Tasks to complete:
#1 In the article on Hong Kong as a mining finance market below, list every publication that the author's bio says has also published his writing.
#2 Continue the article below on whether Hong Kong can become the world's biggest mining finance market, starting after its last paragraph.

Can Hong Kong be the world's biggest mining finance market?

BIO

Howard Winn has been with the South China Morning Post for two and half years after previous stints as business editor and deputy editor of The Standard, and business editor of Asia Times. His writing has also been published in the Far Eastern Economic Review, the Wall Street Journal, and the International Herald Tribune. He writes the Lai See column which focuses on the lighter side of business.
 

Three years ago, Robert Friedland, executive chairman and founder of Ivanhoe Mines, told the Hong Kong Mines and Money conference: "Hong Kong will become the largest mining finance market in the world." Four years on this clearly hasn't happened, which has led some to wonder if it ever will.

So was this just bull market talk or is there something in it? Naturally the stock exchange would like this to be true. However, it now costs about three times more to list in Hong Kong than it does in Toronto or Sydney. Despite the higher price, the quality of the listings is not necessarily better. In any case the Hong Kong rules as they exist make it difficult for junior miners to list. Most of the mining firms listed in Hong Kong are big state-owned companies from mainland China while there is little trading in large overseas-listed companies like Glencore and Vale.

Despite its lack of success in attracting much in the way of mining capital in recent years, a PwC report written in February 2012 says: "We believe London, and increasingly, but not in the short term, Hong Kong will be the main global finance hubs for major resource companies." Others point out that there isn't the breadth of investors in Hong Kong that you get in the other main mining capital centres like Sydney, Toronto, and London which comes from financing early-stage miners, which requires greater expertise to analyse. Hong Kong's advantage is that there is a lot of capital here and it is next to mainland China, the world's largest consumer of metals. The mainland is also one of the biggest sources of outbound investment in the sector, which can benefit Hong Kong.

Given data:
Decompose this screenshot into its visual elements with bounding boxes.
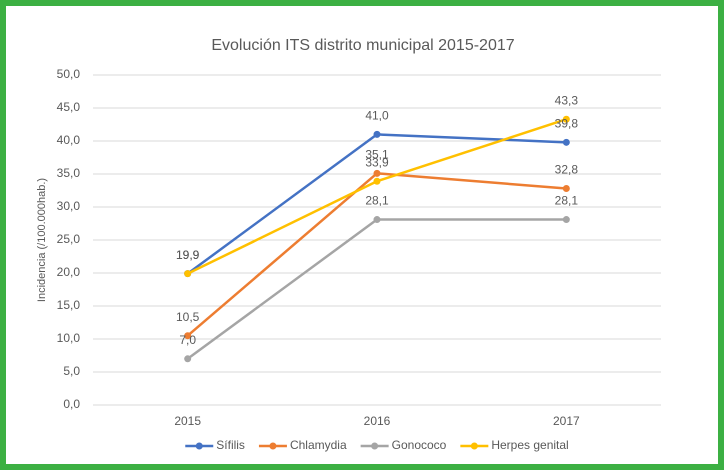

Answers to each task:
#1
Far Eastern Economic Review
Wall Street Journal
International Herald Tribune

#2
Friedland stands by his original forecast, but he qualified it the other night during a talk at the Asia Mining Club when he said: "I didn't say when it would happen." He added: "Hong Kong is a very important market but is still determined by what happens on the mainland. I still think Hong Kong is very well located and will ultimately become a major centre for mining financing." Maybe the next bull market will be an interesting test of this view.

 

Mon Dieu

We gather there is some disquiet among BNP Paribas bankers who work overseas over their pensions. Large numbers of them have flocked overseas to earn higher salaries than they can hope for in Paris. However, as eFinancialCareers reports, the newspaper Liberation has discovered that some nine years ago BNP slipped a new clause into its overseas contracts giving the bank the option of accruing retirement benefits for its employees based upon salaries they would have received had they been working in France, rather than what they actually receive in their overseas posts. Unfortunately not everyone appears to have known that, and the news has been received with considerable chagrin.

But BNP's foreign legion of bankers are not taking this lying down, and a group of 10 former very senior bankers are apparently challenging BNP's right to downsize their pensions in this way. If they succeed Liberation seems to think others will follow.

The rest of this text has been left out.